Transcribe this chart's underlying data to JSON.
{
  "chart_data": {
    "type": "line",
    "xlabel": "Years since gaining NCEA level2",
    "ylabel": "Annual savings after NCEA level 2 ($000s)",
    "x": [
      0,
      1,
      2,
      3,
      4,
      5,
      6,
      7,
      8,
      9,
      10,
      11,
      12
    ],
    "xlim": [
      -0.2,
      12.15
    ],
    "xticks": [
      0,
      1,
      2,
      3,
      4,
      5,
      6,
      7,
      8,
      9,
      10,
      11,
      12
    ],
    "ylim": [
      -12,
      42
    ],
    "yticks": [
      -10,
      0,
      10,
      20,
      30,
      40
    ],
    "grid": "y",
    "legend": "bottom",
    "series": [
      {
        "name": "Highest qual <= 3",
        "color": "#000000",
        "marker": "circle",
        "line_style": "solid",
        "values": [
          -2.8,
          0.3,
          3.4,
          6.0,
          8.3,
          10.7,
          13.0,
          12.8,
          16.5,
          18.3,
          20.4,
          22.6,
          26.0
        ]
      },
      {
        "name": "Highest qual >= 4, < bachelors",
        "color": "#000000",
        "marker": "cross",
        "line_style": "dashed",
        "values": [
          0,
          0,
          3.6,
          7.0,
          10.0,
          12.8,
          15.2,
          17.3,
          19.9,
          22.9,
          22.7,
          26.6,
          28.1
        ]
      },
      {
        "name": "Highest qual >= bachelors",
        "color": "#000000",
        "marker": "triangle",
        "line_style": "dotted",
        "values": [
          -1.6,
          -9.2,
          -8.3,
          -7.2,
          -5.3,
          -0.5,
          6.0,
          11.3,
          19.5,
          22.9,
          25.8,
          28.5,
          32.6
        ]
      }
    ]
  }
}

====

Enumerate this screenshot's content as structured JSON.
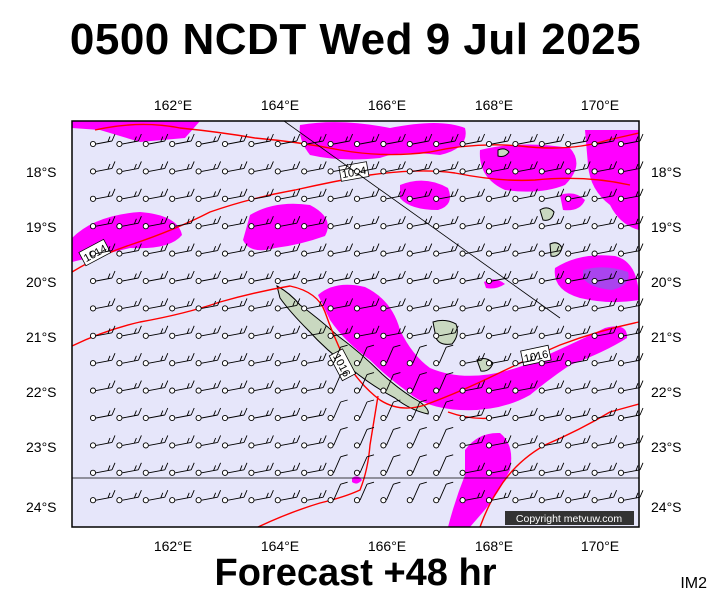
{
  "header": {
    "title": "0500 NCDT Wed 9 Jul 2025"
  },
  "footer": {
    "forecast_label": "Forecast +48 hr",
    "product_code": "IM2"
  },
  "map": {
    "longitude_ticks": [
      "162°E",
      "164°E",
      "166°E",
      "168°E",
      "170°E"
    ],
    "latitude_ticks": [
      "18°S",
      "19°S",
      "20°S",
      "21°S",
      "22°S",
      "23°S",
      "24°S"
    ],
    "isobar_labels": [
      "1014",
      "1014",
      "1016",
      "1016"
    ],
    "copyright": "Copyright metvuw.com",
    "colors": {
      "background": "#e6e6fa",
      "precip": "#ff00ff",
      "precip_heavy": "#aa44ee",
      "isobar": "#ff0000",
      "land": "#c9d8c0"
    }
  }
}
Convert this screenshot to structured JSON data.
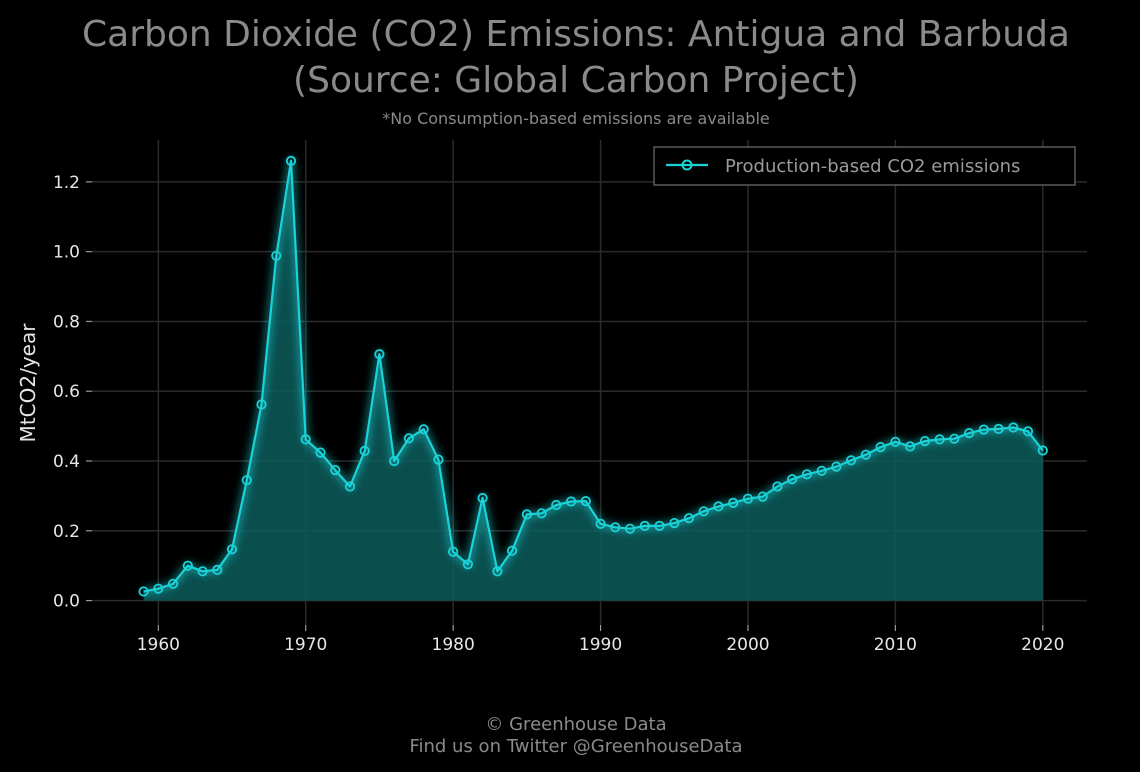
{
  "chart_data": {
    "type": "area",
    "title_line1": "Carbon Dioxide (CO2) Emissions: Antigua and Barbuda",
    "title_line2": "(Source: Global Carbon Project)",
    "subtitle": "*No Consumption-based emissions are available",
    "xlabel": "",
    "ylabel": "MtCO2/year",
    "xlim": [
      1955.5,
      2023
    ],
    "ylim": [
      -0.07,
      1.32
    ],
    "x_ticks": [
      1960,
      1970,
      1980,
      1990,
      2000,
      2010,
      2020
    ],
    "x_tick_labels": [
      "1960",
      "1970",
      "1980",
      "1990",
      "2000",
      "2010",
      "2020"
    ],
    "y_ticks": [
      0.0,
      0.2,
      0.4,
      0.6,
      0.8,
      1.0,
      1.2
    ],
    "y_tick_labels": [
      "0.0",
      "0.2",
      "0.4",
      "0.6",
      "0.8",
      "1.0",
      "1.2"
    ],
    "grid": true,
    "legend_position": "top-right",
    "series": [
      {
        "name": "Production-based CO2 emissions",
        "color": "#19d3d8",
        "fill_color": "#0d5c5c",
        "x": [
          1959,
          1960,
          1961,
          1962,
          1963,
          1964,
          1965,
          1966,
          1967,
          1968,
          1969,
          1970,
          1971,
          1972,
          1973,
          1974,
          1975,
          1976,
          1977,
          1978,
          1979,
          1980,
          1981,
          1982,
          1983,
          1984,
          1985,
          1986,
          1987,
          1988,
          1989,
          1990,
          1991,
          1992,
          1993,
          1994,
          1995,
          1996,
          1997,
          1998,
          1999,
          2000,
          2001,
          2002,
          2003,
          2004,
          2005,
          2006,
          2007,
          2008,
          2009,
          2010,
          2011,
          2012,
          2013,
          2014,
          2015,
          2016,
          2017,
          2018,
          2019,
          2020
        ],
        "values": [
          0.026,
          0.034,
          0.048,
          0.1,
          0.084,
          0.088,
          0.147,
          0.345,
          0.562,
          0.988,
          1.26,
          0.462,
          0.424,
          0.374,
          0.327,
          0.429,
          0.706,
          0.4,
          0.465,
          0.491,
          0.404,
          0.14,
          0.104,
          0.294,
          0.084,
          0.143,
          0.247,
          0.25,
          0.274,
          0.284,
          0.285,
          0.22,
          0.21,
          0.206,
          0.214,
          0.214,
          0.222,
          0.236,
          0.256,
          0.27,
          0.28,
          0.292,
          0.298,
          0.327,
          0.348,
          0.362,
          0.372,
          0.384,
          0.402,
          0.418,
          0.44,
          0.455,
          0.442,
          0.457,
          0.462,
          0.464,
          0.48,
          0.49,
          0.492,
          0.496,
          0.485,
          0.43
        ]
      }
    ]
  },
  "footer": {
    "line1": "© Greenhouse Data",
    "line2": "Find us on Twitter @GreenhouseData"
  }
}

====

**GIVEN PROBLEM**
Write down only how many lines in the listing contain the word "structured".

**RESULT OF THIS EXERCISE**
2